**Goal of the exercise**
Return the lines where the word "在工作中" occurs.

**The data**
★ ★ ★ ★ ★

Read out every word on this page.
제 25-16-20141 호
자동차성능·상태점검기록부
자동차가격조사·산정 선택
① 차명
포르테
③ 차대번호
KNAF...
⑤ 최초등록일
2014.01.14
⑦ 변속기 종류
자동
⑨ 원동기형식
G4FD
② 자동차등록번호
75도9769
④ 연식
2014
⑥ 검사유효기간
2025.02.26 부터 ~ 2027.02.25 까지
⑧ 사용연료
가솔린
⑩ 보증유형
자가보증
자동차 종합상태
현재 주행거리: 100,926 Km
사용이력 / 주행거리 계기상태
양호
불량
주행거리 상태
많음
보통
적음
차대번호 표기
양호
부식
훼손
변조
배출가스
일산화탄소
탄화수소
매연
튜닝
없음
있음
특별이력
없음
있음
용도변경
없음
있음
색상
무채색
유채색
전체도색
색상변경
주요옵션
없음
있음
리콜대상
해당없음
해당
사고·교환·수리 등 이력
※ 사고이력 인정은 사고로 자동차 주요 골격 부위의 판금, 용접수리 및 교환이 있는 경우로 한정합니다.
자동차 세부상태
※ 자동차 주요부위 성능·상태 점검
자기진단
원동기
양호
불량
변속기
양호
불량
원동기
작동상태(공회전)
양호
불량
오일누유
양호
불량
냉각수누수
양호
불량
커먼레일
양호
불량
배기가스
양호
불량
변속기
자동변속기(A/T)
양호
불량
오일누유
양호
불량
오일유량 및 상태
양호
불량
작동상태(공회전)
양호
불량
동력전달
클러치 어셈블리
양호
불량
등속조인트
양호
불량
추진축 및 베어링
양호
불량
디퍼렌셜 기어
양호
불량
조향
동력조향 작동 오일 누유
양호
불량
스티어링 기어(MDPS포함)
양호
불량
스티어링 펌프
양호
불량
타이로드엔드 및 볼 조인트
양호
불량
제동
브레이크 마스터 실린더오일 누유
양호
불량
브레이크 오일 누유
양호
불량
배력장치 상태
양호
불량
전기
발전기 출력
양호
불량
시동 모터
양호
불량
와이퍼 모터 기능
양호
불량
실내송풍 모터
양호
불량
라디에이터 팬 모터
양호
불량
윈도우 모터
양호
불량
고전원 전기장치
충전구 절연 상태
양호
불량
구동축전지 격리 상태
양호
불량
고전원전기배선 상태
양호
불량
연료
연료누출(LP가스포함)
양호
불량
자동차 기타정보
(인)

★ ★ ★ ★ ★

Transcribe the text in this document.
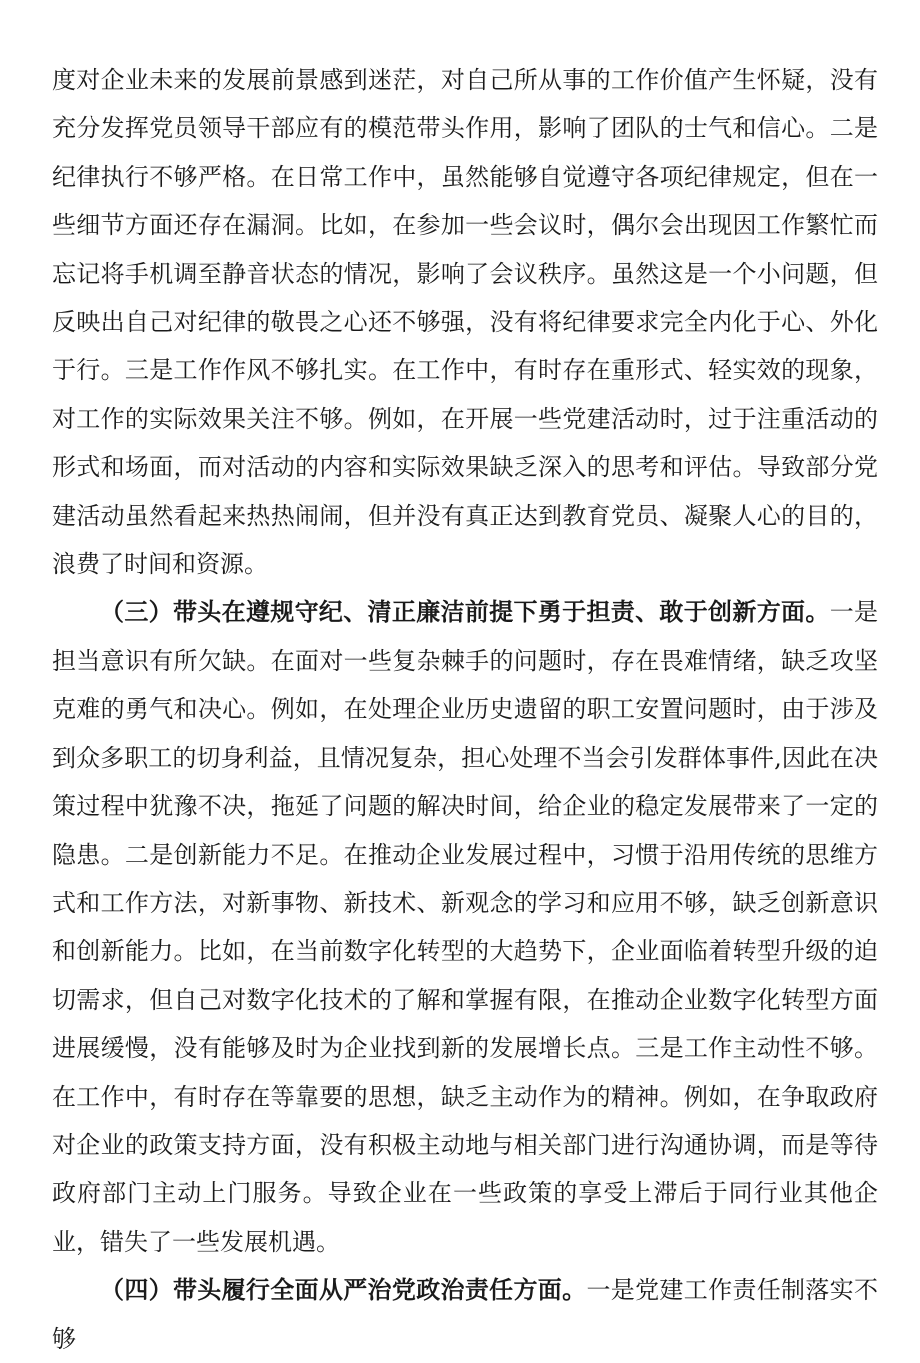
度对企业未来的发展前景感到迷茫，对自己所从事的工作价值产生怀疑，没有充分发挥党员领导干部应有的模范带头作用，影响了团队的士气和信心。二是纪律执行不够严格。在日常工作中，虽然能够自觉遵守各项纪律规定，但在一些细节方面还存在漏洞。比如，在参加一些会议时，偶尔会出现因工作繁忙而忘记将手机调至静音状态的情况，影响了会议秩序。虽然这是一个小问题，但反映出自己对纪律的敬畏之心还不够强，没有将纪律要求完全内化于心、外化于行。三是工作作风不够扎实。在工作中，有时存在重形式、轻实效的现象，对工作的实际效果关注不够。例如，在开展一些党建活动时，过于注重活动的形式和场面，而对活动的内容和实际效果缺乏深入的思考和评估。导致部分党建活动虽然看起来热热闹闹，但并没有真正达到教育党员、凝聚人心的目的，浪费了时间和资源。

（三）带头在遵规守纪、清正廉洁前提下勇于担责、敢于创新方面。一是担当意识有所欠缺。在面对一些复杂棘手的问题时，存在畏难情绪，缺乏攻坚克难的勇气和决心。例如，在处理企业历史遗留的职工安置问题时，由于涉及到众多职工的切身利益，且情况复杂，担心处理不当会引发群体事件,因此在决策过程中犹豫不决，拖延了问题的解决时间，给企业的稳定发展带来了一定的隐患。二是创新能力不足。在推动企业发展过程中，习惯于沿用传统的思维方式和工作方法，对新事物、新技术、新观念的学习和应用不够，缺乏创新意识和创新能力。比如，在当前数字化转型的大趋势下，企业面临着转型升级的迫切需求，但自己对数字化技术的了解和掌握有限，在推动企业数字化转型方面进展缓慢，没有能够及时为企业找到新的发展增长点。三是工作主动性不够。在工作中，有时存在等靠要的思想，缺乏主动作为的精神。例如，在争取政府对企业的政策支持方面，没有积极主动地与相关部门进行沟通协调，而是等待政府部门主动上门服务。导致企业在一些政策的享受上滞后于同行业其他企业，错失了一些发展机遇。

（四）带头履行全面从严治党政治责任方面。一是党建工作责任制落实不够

★ ★ ★ ★ ★

**Worked solution**
度对企业未来的发展前景感到迷茫，对自己所从事的工作价值产生怀疑，没有充分发挥党员领导干部应有的模范带头作用，影响了团队的士气和信心。二是纪律执行不够严格。在日常工作中，虽然能够自觉遵守各项纪律规定，但在一些细节方面还存在漏洞。比如，在参加一些会议时，偶尔会出现因工作繁忙而忘记将手机调至静音状态的情况，影响了会议秩序。虽然这是一个小问题，但反映出自己对纪律的敬畏之心还不够强，没有将纪律要求完全内化于心、外化于行。三是工作作风不够扎实。在工作中，有时存在重形式、轻实效的现象，对工作的实际效果关注不够。例如，在开展一些党建活动时，过于注重活动的形式和场面，而对活动的内容和实际效果缺乏深入的思考和评估。导致部分党建活动虽然看起来热热闹闹，但并没有真正达到教育党员、凝聚人心的目的，浪费了时间和资源。
（三）带头在遵规守纪、清正廉洁前提下勇于担责、敢于创新方面。一是担当意识有所欠缺。在面对一些复杂棘手的问题时，存在畏难情绪，缺乏攻坚克难的勇气和决心。例如，在处理企业历史遗留的职工安置问题时，由于涉及到众多职工的切身利益，且情况复杂，担心处理不当会引发群体事件,因此在决策过程中犹豫不决，拖延了问题的解决时间，给企业的稳定发展带来了一定的隐患。二是创新能力不足。在推动企业发展过程中，习惯于沿用传统的思维方式和工作方法，对新事物、新技术、新观念的学习和应用不够，缺乏创新意识和创新能力。比如，在当前数字化转型的大趋势下，企业面临着转型升级的迫切需求，但自己对数字化技术的了解和掌握有限，在推动企业数字化转型方面进展缓慢，没有能够及时为企业找到新的发展增长点。三是工作主动性不够。在工作中，有时存在等靠要的思想，缺乏主动作为的精神。例如，在争取政府对企业的政策支持方面，没有积极主动地与相关部门进行沟通协调，而是等待政府部门主动上门服务。导致企业在一些政策的享受上滞后于同行业其他企业，错失了一些发展机遇。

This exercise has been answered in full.